→ **Short exercise**: List each line of the data that holds the string "client", please.

**** Records for the task ****

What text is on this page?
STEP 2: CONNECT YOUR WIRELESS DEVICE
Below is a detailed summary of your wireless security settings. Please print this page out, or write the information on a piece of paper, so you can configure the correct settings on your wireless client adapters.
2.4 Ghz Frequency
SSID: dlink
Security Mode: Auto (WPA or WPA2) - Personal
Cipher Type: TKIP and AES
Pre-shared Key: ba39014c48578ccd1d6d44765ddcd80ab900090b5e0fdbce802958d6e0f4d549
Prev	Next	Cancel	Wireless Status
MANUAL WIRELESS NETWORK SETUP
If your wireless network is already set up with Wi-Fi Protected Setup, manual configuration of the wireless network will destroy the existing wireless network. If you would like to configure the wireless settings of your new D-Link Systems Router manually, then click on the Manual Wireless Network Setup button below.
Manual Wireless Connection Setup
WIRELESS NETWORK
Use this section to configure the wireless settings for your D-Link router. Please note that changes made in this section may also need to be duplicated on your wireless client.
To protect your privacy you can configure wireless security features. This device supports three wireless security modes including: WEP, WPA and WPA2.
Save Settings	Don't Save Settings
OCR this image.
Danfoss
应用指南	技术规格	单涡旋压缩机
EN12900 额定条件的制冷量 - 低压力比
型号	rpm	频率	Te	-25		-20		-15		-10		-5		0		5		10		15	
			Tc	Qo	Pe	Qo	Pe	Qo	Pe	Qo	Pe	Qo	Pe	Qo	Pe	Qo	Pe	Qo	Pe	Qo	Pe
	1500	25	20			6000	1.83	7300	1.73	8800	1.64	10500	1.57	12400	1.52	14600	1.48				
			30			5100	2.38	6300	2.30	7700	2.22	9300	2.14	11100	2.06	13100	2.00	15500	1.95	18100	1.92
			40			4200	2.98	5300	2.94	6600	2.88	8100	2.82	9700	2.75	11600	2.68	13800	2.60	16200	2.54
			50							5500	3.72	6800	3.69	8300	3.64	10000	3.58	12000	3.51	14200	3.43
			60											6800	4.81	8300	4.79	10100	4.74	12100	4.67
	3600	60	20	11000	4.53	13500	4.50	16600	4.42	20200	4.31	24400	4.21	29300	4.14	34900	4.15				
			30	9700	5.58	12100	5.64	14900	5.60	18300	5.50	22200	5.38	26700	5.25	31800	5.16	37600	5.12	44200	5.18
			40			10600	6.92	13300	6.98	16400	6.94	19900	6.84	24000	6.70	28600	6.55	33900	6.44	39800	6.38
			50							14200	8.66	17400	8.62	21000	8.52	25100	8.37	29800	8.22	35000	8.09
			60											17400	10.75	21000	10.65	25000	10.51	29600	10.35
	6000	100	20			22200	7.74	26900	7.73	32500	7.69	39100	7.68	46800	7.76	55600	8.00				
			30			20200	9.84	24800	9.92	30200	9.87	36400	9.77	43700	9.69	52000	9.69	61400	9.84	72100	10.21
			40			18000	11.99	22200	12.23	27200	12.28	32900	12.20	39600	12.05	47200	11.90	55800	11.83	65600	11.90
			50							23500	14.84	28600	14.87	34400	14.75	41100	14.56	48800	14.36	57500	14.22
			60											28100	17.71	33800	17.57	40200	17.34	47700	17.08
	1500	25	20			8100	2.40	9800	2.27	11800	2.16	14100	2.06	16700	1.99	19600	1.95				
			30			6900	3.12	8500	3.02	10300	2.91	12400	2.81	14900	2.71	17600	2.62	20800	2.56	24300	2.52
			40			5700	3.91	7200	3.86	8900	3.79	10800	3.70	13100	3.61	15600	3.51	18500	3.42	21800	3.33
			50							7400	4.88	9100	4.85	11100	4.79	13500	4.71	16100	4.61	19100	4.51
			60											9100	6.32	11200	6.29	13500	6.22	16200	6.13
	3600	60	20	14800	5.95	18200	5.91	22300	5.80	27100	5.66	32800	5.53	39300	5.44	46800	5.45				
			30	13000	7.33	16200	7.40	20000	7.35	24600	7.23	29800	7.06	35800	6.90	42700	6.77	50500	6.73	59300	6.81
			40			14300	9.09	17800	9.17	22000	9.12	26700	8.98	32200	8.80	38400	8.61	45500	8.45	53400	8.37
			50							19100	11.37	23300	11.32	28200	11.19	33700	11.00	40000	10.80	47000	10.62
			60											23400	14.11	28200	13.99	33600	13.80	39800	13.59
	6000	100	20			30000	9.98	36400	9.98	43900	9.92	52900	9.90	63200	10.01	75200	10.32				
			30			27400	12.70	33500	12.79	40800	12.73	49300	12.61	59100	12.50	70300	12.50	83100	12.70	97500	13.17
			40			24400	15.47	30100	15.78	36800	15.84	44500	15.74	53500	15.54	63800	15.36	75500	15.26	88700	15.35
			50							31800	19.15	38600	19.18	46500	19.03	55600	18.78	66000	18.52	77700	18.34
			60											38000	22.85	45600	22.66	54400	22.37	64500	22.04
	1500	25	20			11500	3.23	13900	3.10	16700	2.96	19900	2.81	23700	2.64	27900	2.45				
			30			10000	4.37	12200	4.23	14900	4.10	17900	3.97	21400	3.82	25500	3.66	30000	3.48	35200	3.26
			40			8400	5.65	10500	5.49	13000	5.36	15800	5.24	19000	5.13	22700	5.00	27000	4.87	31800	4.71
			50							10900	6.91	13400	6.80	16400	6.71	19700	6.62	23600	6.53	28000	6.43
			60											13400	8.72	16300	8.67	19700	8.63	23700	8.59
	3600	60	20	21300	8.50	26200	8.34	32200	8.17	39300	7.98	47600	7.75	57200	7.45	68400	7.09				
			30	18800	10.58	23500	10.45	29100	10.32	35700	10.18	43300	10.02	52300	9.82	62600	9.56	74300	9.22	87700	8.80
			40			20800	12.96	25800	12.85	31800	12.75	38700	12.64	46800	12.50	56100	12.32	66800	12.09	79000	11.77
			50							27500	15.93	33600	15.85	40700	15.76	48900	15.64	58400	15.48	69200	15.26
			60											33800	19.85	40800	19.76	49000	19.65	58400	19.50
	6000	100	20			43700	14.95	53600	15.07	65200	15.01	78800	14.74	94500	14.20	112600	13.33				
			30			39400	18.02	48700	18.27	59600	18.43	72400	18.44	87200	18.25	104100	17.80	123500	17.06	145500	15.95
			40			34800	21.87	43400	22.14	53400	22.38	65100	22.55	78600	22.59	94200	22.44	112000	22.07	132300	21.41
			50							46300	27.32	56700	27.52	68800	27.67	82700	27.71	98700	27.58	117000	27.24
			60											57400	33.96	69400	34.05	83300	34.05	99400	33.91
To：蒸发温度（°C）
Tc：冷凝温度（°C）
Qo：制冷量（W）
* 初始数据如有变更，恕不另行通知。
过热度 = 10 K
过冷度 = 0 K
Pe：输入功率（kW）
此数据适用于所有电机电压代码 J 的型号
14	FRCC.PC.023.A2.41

****

→ **Solution for this exercise**:
Below is a detailed summary of your wireless security settings. Please print this page out, or write the information on a piece of paper, so you can configure the correct settings on your wireless client adapters.
Use this section to configure the wireless settings for your D-Link router. Please note that changes made in this section may also need to be duplicated on your wireless client.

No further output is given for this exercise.